What to work on: Extract every line of the material below and reproduce it faithfully.

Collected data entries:
§ §
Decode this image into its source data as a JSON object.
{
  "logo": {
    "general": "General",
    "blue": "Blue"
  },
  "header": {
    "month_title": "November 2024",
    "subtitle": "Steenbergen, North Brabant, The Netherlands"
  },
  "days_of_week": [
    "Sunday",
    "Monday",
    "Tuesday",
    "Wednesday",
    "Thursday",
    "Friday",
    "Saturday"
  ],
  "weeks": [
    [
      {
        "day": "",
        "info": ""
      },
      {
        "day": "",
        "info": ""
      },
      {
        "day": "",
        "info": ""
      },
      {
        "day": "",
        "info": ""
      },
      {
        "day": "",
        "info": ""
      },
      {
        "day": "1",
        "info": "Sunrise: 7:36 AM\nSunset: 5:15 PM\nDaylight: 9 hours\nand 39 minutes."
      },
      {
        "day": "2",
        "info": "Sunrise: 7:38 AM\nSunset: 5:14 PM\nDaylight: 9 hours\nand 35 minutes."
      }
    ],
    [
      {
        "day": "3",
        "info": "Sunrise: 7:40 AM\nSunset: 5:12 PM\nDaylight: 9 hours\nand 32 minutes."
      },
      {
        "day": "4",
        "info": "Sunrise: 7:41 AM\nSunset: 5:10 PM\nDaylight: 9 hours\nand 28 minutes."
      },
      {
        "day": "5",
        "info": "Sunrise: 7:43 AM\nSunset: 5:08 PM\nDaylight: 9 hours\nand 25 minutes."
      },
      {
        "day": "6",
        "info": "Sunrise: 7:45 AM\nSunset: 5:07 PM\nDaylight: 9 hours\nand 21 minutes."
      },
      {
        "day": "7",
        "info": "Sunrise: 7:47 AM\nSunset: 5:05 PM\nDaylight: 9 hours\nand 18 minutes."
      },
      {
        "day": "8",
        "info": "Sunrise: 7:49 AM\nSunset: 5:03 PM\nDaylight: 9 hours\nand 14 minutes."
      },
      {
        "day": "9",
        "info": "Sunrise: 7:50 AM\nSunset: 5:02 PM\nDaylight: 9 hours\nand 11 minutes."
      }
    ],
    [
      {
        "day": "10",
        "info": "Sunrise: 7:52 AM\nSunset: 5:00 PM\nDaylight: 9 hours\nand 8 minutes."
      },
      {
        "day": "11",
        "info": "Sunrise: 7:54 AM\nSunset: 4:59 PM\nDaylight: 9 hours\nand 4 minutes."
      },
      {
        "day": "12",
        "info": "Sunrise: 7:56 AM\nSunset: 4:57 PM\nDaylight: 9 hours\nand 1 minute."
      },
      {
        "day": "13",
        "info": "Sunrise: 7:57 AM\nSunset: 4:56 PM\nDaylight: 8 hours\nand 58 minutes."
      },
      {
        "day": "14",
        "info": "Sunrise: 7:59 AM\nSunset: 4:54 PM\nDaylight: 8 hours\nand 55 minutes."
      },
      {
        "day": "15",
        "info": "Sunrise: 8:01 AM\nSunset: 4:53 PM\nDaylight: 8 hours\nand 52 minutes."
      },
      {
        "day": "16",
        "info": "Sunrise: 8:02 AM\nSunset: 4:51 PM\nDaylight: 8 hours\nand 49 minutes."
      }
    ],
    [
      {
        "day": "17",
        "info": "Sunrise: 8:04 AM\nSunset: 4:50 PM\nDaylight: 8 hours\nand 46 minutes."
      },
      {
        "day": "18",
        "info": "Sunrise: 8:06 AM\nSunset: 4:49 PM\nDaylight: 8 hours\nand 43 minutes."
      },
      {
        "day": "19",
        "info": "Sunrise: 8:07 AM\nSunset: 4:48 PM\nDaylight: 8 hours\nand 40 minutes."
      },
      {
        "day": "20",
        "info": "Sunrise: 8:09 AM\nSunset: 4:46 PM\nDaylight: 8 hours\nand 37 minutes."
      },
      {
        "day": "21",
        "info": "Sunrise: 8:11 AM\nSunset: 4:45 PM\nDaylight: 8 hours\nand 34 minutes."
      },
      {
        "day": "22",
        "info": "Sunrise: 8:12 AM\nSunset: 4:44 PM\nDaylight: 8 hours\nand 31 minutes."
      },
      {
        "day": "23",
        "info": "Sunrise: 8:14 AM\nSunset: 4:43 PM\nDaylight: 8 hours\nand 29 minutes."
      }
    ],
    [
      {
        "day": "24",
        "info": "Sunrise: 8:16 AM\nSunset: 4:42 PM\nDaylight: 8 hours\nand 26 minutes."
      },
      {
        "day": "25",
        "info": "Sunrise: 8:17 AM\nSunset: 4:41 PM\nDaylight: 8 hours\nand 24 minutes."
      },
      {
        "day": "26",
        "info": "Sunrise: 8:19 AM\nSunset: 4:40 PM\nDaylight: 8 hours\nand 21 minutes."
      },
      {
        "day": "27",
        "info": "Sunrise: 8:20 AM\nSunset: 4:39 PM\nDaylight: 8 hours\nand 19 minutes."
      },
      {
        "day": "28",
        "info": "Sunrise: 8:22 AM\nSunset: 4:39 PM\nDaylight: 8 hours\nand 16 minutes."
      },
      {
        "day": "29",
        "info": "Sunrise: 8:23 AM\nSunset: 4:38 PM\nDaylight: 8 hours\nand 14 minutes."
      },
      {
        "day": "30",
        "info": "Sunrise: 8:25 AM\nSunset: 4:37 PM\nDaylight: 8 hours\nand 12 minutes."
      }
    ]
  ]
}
§ §
Written reply:
Decode this image into its source data as a JSON object.
{
  "logo": {
    "general": "General",
    "blue": "Blue"
  },
  "header": {
    "month_title": "November 2024",
    "subtitle": "Steenbergen, North Brabant, The Netherlands"
  },
  "days_of_week": [
    "Sunday",
    "Monday",
    "Tuesday",
    "Wednesday",
    "Thursday",
    "Friday",
    "Saturday"
  ],
  "weeks": [
    [
      {
        "day": "",
        "info": ""
      },
      {
        "day": "",
        "info": ""
      },
      {
        "day": "",
        "info": ""
      },
      {
        "day": "",
        "info": ""
      },
      {
        "day": "",
        "info": ""
      },
      {
        "day": "1",
        "info": "Sunrise: 7:36 AM\nSunset: 5:15 PM\nDaylight: 9 hours\nand 39 minutes."
      },
      {
        "day": "2",
        "info": "Sunrise: 7:38 AM\nSunset: 5:14 PM\nDaylight: 9 hours\nand 35 minutes."
      }
    ],
    [
      {
        "day": "3",
        "info": "Sunrise: 7:40 AM\nSunset: 5:12 PM\nDaylight: 9 hours\nand 32 minutes."
      },
      {
        "day": "4",
        "info": "Sunrise: 7:41 AM\nSunset: 5:10 PM\nDaylight: 9 hours\nand 28 minutes."
      },
      {
        "day": "5",
        "info": "Sunrise: 7:43 AM\nSunset: 5:08 PM\nDaylight: 9 hours\nand 25 minutes."
      },
      {
        "day": "6",
        "info": "Sunrise: 7:45 AM\nSunset: 5:07 PM\nDaylight: 9 hours\nand 21 minutes."
      },
      {
        "day": "7",
        "info": "Sunrise: 7:47 AM\nSunset: 5:05 PM\nDaylight: 9 hours\nand 18 minutes."
      },
      {
        "day": "8",
        "info": "Sunrise: 7:49 AM\nSunset: 5:03 PM\nDaylight: 9 hours\nand 14 minutes."
      },
      {
        "day": "9",
        "info": "Sunrise: 7:50 AM\nSunset: 5:02 PM\nDaylight: 9 hours\nand 11 minutes."
      }
    ],
    [
      {
        "day": "10",
        "info": "Sunrise: 7:52 AM\nSunset: 5:00 PM\nDaylight: 9 hours\nand 8 minutes."
      },
      {
        "day": "11",
        "info": "Sunrise: 7:54 AM\nSunset: 4:59 PM\nDaylight: 9 hours\nand 4 minutes."
      },
      {
        "day": "12",
        "info": "Sunrise: 7:56 AM\nSunset: 4:57 PM\nDaylight: 9 hours\nand 1 minute."
      },
      {
        "day": "13",
        "info": "Sunrise: 7:57 AM\nSunset: 4:56 PM\nDaylight: 8 hours\nand 58 minutes."
      },
      {
        "day": "14",
        "info": "Sunrise: 7:59 AM\nSunset: 4:54 PM\nDaylight: 8 hours\nand 55 minutes."
      },
      {
        "day": "15",
        "info": "Sunrise: 8:01 AM\nSunset: 4:53 PM\nDaylight: 8 hours\nand 52 minutes."
      },
      {
        "day": "16",
        "info": "Sunrise: 8:02 AM\nSunset: 4:51 PM\nDaylight: 8 hours\nand 49 minutes."
      }
    ],
    [
      {
        "day": "17",
        "info": "Sunrise: 8:04 AM\nSunset: 4:50 PM\nDaylight: 8 hours\nand 46 minutes."
      },
      {
        "day": "18",
        "info": "Sunrise: 8:06 AM\nSunset: 4:49 PM\nDaylight: 8 hours\nand 43 minutes."
      },
      {
        "day": "19",
        "info": "Sunrise: 8:07 AM\nSunset: 4:48 PM\nDaylight: 8 hours\nand 40 minutes."
      },
      {
        "day": "20",
        "info": "Sunrise: 8:09 AM\nSunset: 4:46 PM\nDaylight: 8 hours\nand 37 minutes."
      },
      {
        "day": "21",
        "info": "Sunrise: 8:11 AM\nSunset: 4:45 PM\nDaylight: 8 hours\nand 34 minutes."
      },
      {
        "day": "22",
        "info": "Sunrise: 8:12 AM\nSunset: 4:44 PM\nDaylight: 8 hours\nand 31 minutes."
      },
      {
        "day": "23",
        "info": "Sunrise: 8:14 AM\nSunset: 4:43 PM\nDaylight: 8 hours\nand 29 minutes."
      }
    ],
    [
      {
        "day": "24",
        "info": "Sunrise: 8:16 AM\nSunset: 4:42 PM\nDaylight: 8 hours\nand 26 minutes."
      },
      {
        "day": "25",
        "info": "Sunrise: 8:17 AM\nSunset: 4:41 PM\nDaylight: 8 hours\nand 24 minutes."
      },
      {
        "day": "26",
        "info": "Sunrise: 8:19 AM\nSunset: 4:40 PM\nDaylight: 8 hours\nand 21 minutes."
      },
      {
        "day": "27",
        "info": "Sunrise: 8:20 AM\nSunset: 4:39 PM\nDaylight: 8 hours\nand 19 minutes."
      },
      {
        "day": "28",
        "info": "Sunrise: 8:22 AM\nSunset: 4:39 PM\nDaylight: 8 hours\nand 16 minutes."
      },
      {
        "day": "29",
        "info": "Sunrise: 8:23 AM\nSunset: 4:38 PM\nDaylight: 8 hours\nand 14 minutes."
      },
      {
        "day": "30",
        "info": "Sunrise: 8:25 AM\nSunset: 4:37 PM\nDaylight: 8 hours\nand 12 minutes."
      }
    ]
  ]
}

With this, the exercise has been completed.